▸ GIVEN RECORDS:

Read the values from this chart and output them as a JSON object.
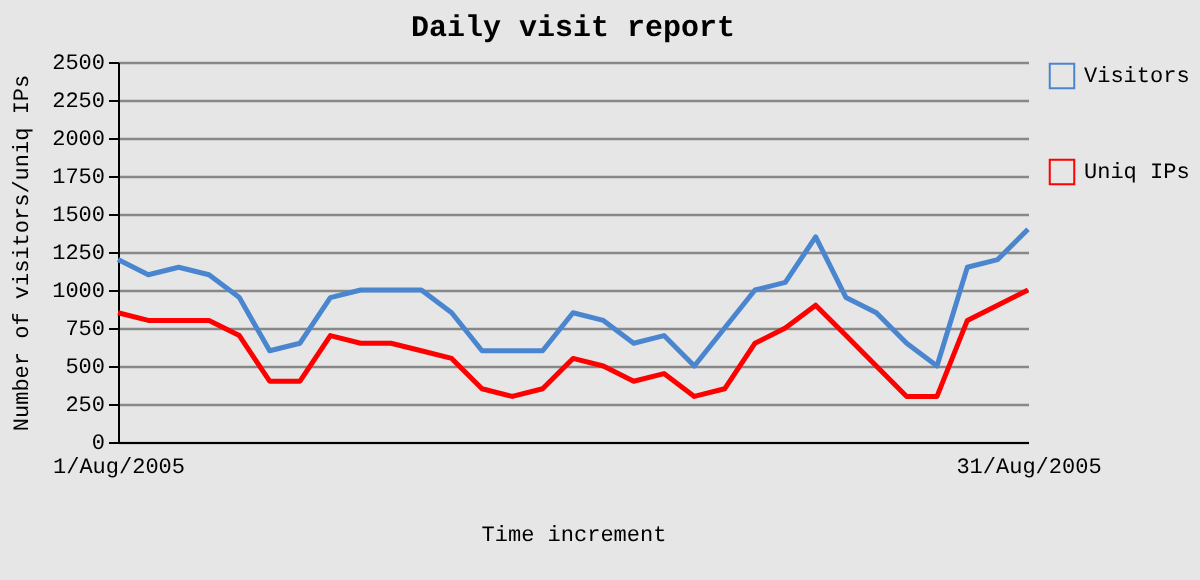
{
  "chart_data": {
    "type": "line",
    "title": "Daily visit report",
    "xlabel": "Time increment",
    "ylabel": "Number of visitors/uniq IPs",
    "categories": [
      "1/Aug/2005",
      null,
      null,
      null,
      null,
      null,
      null,
      null,
      null,
      null,
      null,
      null,
      null,
      null,
      null,
      null,
      null,
      null,
      null,
      null,
      null,
      null,
      null,
      null,
      null,
      null,
      null,
      null,
      null,
      null,
      "31/Aug/2005"
    ],
    "series": [
      {
        "name": "Visitors",
        "color": "#4a86d0",
        "values": [
          1200,
          1100,
          1150,
          1100,
          950,
          600,
          650,
          950,
          1000,
          1000,
          1000,
          850,
          600,
          600,
          600,
          850,
          800,
          650,
          700,
          500,
          750,
          1000,
          1050,
          1350,
          950,
          850,
          650,
          500,
          1150,
          1200,
          1400
        ]
      },
      {
        "name": "Uniq IPs",
        "color": "#ff0000",
        "values": [
          850,
          800,
          800,
          800,
          700,
          400,
          400,
          700,
          650,
          650,
          600,
          550,
          350,
          300,
          350,
          550,
          500,
          400,
          450,
          300,
          350,
          650,
          750,
          900,
          700,
          500,
          300,
          300,
          800,
          900,
          1000
        ]
      }
    ],
    "ylim": [
      0,
      2500
    ],
    "yticks": [
      0,
      250,
      500,
      750,
      1000,
      1250,
      1500,
      1750,
      2000,
      2250,
      2500
    ],
    "grid": "y",
    "legend": "top right",
    "marker": "none",
    "line_style": "solid"
  }
}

▸ TASK:
All the material shown above is to be copied exactly, with no pictures carried over.

▸ RESPONSE TO THIS TASK:
Read the values from this chart and output them as a JSON object.
{
  "chart_data": {
    "type": "line",
    "title": "Daily visit report",
    "xlabel": "Time increment",
    "ylabel": "Number of visitors/uniq IPs",
    "categories": [
      "1/Aug/2005",
      null,
      null,
      null,
      null,
      null,
      null,
      null,
      null,
      null,
      null,
      null,
      null,
      null,
      null,
      null,
      null,
      null,
      null,
      null,
      null,
      null,
      null,
      null,
      null,
      null,
      null,
      null,
      null,
      null,
      "31/Aug/2005"
    ],
    "series": [
      {
        "name": "Visitors",
        "color": "#4a86d0",
        "values": [
          1200,
          1100,
          1150,
          1100,
          950,
          600,
          650,
          950,
          1000,
          1000,
          1000,
          850,
          600,
          600,
          600,
          850,
          800,
          650,
          700,
          500,
          750,
          1000,
          1050,
          1350,
          950,
          850,
          650,
          500,
          1150,
          1200,
          1400
        ]
      },
      {
        "name": "Uniq IPs",
        "color": "#ff0000",
        "values": [
          850,
          800,
          800,
          800,
          700,
          400,
          400,
          700,
          650,
          650,
          600,
          550,
          350,
          300,
          350,
          550,
          500,
          400,
          450,
          300,
          350,
          650,
          750,
          900,
          700,
          500,
          300,
          300,
          800,
          900,
          1000
        ]
      }
    ],
    "ylim": [
      0,
      2500
    ],
    "yticks": [
      0,
      250,
      500,
      750,
      1000,
      1250,
      1500,
      1750,
      2000,
      2250,
      2500
    ],
    "grid": "y",
    "legend": "top right",
    "marker": "none",
    "line_style": "solid"
  }
}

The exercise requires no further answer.